● DO THIS:
Repeat the full listing, word for word.

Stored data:
******

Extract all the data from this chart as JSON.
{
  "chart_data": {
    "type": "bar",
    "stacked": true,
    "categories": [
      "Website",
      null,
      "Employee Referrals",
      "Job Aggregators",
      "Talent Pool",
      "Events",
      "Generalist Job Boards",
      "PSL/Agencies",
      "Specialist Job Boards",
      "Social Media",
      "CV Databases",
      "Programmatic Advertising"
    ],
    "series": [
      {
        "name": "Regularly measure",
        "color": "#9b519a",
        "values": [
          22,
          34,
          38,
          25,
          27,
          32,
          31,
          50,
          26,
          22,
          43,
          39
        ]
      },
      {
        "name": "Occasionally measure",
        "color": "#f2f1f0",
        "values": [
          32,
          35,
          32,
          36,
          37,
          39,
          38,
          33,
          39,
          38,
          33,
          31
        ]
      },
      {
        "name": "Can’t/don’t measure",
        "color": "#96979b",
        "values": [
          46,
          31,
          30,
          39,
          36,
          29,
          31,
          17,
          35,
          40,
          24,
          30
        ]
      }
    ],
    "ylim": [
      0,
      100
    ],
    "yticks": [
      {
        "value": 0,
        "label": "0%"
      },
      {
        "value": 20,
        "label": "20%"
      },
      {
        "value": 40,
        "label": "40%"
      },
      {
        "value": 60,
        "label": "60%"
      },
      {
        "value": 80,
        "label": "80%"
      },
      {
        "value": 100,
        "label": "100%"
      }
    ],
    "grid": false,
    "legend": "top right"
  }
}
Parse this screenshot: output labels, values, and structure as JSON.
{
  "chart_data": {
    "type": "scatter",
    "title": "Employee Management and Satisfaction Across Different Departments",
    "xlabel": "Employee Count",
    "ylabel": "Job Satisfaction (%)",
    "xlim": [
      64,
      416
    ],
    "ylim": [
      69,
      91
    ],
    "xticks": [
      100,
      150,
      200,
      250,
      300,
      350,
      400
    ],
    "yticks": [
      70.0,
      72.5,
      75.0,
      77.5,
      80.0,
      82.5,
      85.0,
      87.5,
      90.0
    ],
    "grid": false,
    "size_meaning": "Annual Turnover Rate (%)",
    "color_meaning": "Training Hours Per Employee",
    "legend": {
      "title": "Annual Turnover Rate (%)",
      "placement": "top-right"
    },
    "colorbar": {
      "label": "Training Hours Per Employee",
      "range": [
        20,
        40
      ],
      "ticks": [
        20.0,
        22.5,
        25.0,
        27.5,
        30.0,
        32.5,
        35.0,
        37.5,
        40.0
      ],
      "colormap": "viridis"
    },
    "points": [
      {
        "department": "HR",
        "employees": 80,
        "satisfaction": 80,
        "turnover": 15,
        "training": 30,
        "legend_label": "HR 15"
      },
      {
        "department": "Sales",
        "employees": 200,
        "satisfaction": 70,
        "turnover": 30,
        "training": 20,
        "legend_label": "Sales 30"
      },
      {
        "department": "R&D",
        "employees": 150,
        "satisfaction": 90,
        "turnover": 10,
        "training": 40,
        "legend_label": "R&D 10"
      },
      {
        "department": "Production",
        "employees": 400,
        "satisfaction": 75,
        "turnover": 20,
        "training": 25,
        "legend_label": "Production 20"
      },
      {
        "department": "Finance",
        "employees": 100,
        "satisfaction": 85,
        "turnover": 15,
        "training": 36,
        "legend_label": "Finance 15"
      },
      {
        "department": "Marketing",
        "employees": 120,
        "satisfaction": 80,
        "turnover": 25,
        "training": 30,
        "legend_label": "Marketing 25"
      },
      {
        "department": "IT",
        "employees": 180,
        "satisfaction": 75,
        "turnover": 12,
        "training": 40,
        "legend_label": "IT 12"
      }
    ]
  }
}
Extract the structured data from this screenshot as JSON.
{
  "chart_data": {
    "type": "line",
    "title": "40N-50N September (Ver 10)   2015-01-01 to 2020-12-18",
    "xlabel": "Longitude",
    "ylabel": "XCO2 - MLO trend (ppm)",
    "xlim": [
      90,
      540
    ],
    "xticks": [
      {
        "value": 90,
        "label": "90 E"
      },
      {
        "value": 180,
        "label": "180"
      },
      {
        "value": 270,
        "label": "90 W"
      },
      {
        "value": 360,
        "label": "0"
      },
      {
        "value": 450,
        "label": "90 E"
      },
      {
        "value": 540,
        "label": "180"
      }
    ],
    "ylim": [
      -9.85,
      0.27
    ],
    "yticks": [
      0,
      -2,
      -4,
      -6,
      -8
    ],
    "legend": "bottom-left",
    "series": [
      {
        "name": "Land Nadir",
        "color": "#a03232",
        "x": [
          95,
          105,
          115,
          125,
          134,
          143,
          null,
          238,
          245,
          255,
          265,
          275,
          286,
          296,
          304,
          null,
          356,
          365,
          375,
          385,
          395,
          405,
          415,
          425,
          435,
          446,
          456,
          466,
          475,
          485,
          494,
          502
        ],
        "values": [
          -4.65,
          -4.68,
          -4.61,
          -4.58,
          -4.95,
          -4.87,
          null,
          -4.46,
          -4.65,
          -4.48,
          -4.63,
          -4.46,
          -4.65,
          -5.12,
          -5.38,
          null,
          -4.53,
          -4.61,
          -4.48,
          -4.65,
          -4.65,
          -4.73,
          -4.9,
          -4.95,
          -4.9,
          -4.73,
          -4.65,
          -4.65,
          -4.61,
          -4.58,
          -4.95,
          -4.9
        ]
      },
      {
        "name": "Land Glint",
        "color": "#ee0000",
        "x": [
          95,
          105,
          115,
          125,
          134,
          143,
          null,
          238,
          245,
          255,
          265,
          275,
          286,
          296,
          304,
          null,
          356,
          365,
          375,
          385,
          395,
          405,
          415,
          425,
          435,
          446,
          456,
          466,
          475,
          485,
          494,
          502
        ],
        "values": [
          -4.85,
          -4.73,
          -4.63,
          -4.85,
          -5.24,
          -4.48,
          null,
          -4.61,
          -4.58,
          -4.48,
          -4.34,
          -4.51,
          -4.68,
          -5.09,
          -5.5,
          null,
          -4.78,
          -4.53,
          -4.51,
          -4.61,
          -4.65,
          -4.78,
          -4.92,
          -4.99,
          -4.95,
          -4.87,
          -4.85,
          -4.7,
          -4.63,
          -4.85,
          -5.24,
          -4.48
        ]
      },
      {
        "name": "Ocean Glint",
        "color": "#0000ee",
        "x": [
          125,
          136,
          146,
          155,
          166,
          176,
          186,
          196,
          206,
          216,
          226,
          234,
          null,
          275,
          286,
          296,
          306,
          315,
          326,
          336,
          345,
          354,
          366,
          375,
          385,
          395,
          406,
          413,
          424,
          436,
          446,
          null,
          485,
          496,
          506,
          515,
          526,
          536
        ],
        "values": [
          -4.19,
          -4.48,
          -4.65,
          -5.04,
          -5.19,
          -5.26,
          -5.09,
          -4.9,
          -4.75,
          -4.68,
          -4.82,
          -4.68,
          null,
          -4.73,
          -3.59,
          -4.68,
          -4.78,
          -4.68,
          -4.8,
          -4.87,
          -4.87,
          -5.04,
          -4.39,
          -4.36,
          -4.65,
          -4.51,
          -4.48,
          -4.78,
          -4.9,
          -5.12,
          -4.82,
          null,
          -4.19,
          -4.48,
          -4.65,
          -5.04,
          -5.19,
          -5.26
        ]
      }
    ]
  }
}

******

● CORRECT RESPONSE:
Extract all the data from this chart as JSON.
{
  "chart_data": {
    "type": "bar",
    "stacked": true,
    "categories": [
      "Website",
      null,
      "Employee Referrals",
      "Job Aggregators",
      "Talent Pool",
      "Events",
      "Generalist Job Boards",
      "PSL/Agencies",
      "Specialist Job Boards",
      "Social Media",
      "CV Databases",
      "Programmatic Advertising"
    ],
    "series": [
      {
        "name": "Regularly measure",
        "color": "#9b519a",
        "values": [
          22,
          34,
          38,
          25,
          27,
          32,
          31,
          50,
          26,
          22,
          43,
          39
        ]
      },
      {
        "name": "Occasionally measure",
        "color": "#f2f1f0",
        "values": [
          32,
          35,
          32,
          36,
          37,
          39,
          38,
          33,
          39,
          38,
          33,
          31
        ]
      },
      {
        "name": "Can’t/don’t measure",
        "color": "#96979b",
        "values": [
          46,
          31,
          30,
          39,
          36,
          29,
          31,
          17,
          35,
          40,
          24,
          30
        ]
      }
    ],
    "ylim": [
      0,
      100
    ],
    "yticks": [
      {
        "value": 0,
        "label": "0%"
      },
      {
        "value": 20,
        "label": "20%"
      },
      {
        "value": 40,
        "label": "40%"
      },
      {
        "value": 60,
        "label": "60%"
      },
      {
        "value": 80,
        "label": "80%"
      },
      {
        "value": 100,
        "label": "100%"
      }
    ],
    "grid": false,
    "legend": "top right"
  }
}
Parse this screenshot: output labels, values, and structure as JSON.
{
  "chart_data": {
    "type": "scatter",
    "title": "Employee Management and Satisfaction Across Different Departments",
    "xlabel": "Employee Count",
    "ylabel": "Job Satisfaction (%)",
    "xlim": [
      64,
      416
    ],
    "ylim": [
      69,
      91
    ],
    "xticks": [
      100,
      150,
      200,
      250,
      300,
      350,
      400
    ],
    "yticks": [
      70.0,
      72.5,
      75.0,
      77.5,
      80.0,
      82.5,
      85.0,
      87.5,
      90.0
    ],
    "grid": false,
    "size_meaning": "Annual Turnover Rate (%)",
    "color_meaning": "Training Hours Per Employee",
    "legend": {
      "title": "Annual Turnover Rate (%)",
      "placement": "top-right"
    },
    "colorbar": {
      "label": "Training Hours Per Employee",
      "range": [
        20,
        40
      ],
      "ticks": [
        20.0,
        22.5,
        25.0,
        27.5,
        30.0,
        32.5,
        35.0,
        37.5,
        40.0
      ],
      "colormap": "viridis"
    },
    "points": [
      {
        "department": "HR",
        "employees": 80,
        "satisfaction": 80,
        "turnover": 15,
        "training": 30,
        "legend_label": "HR 15"
      },
      {
        "department": "Sales",
        "employees": 200,
        "satisfaction": 70,
        "turnover": 30,
        "training": 20,
        "legend_label": "Sales 30"
      },
      {
        "department": "R&D",
        "employees": 150,
        "satisfaction": 90,
        "turnover": 10,
        "training": 40,
        "legend_label": "R&D 10"
      },
      {
        "department": "Production",
        "employees": 400,
        "satisfaction": 75,
        "turnover": 20,
        "training": 25,
        "legend_label": "Production 20"
      },
      {
        "department": "Finance",
        "employees": 100,
        "satisfaction": 85,
        "turnover": 15,
        "training": 36,
        "legend_label": "Finance 15"
      },
      {
        "department": "Marketing",
        "employees": 120,
        "satisfaction": 80,
        "turnover": 25,
        "training": 30,
        "legend_label": "Marketing 25"
      },
      {
        "department": "IT",
        "employees": 180,
        "satisfaction": 75,
        "turnover": 12,
        "training": 40,
        "legend_label": "IT 12"
      }
    ]
  }
}
Extract the structured data from this screenshot as JSON.
{
  "chart_data": {
    "type": "line",
    "title": "40N-50N September (Ver 10)   2015-01-01 to 2020-12-18",
    "xlabel": "Longitude",
    "ylabel": "XCO2 - MLO trend (ppm)",
    "xlim": [
      90,
      540
    ],
    "xticks": [
      {
        "value": 90,
        "label": "90 E"
      },
      {
        "value": 180,
        "label": "180"
      },
      {
        "value": 270,
        "label": "90 W"
      },
      {
        "value": 360,
        "label": "0"
      },
      {
        "value": 450,
        "label": "90 E"
      },
      {
        "value": 540,
        "label": "180"
      }
    ],
    "ylim": [
      -9.85,
      0.27
    ],
    "yticks": [
      0,
      -2,
      -4,
      -6,
      -8
    ],
    "legend": "bottom-left",
    "series": [
      {
        "name": "Land Nadir",
        "color": "#a03232",
        "x": [
          95,
          105,
          115,
          125,
          134,
          143,
          null,
          238,
          245,
          255,
          265,
          275,
          286,
          296,
          304,
          null,
          356,
          365,
          375,
          385,
          395,
          405,
          415,
          425,
          435,
          446,
          456,
          466,
          475,
          485,
          494,
          502
        ],
        "values": [
          -4.65,
          -4.68,
          -4.61,
          -4.58,
          -4.95,
          -4.87,
          null,
          -4.46,
          -4.65,
          -4.48,
          -4.63,
          -4.46,
          -4.65,
          -5.12,
          -5.38,
          null,
          -4.53,
          -4.61,
          -4.48,
          -4.65,
          -4.65,
          -4.73,
          -4.9,
          -4.95,
          -4.9,
          -4.73,
          -4.65,
          -4.65,
          -4.61,
          -4.58,
          -4.95,
          -4.9
        ]
      },
      {
        "name": "Land Glint",
        "color": "#ee0000",
        "x": [
          95,
          105,
          115,
          125,
          134,
          143,
          null,
          238,
          245,
          255,
          265,
          275,
          286,
          296,
          304,
          null,
          356,
          365,
          375,
          385,
          395,
          405,
          415,
          425,
          435,
          446,
          456,
          466,
          475,
          485,
          494,
          502
        ],
        "values": [
          -4.85,
          -4.73,
          -4.63,
          -4.85,
          -5.24,
          -4.48,
          null,
          -4.61,
          -4.58,
          -4.48,
          -4.34,
          -4.51,
          -4.68,
          -5.09,
          -5.5,
          null,
          -4.78,
          -4.53,
          -4.51,
          -4.61,
          -4.65,
          -4.78,
          -4.92,
          -4.99,
          -4.95,
          -4.87,
          -4.85,
          -4.7,
          -4.63,
          -4.85,
          -5.24,
          -4.48
        ]
      },
      {
        "name": "Ocean Glint",
        "color": "#0000ee",
        "x": [
          125,
          136,
          146,
          155,
          166,
          176,
          186,
          196,
          206,
          216,
          226,
          234,
          null,
          275,
          286,
          296,
          306,
          315,
          326,
          336,
          345,
          354,
          366,
          375,
          385,
          395,
          406,
          413,
          424,
          436,
          446,
          null,
          485,
          496,
          506,
          515,
          526,
          536
        ],
        "values": [
          -4.19,
          -4.48,
          -4.65,
          -5.04,
          -5.19,
          -5.26,
          -5.09,
          -4.9,
          -4.75,
          -4.68,
          -4.82,
          -4.68,
          null,
          -4.73,
          -3.59,
          -4.68,
          -4.78,
          -4.68,
          -4.8,
          -4.87,
          -4.87,
          -5.04,
          -4.39,
          -4.36,
          -4.65,
          -4.51,
          -4.48,
          -4.78,
          -4.9,
          -5.12,
          -4.82,
          null,
          -4.19,
          -4.48,
          -4.65,
          -5.04,
          -5.19,
          -5.26
        ]
      }
    ]
  }
}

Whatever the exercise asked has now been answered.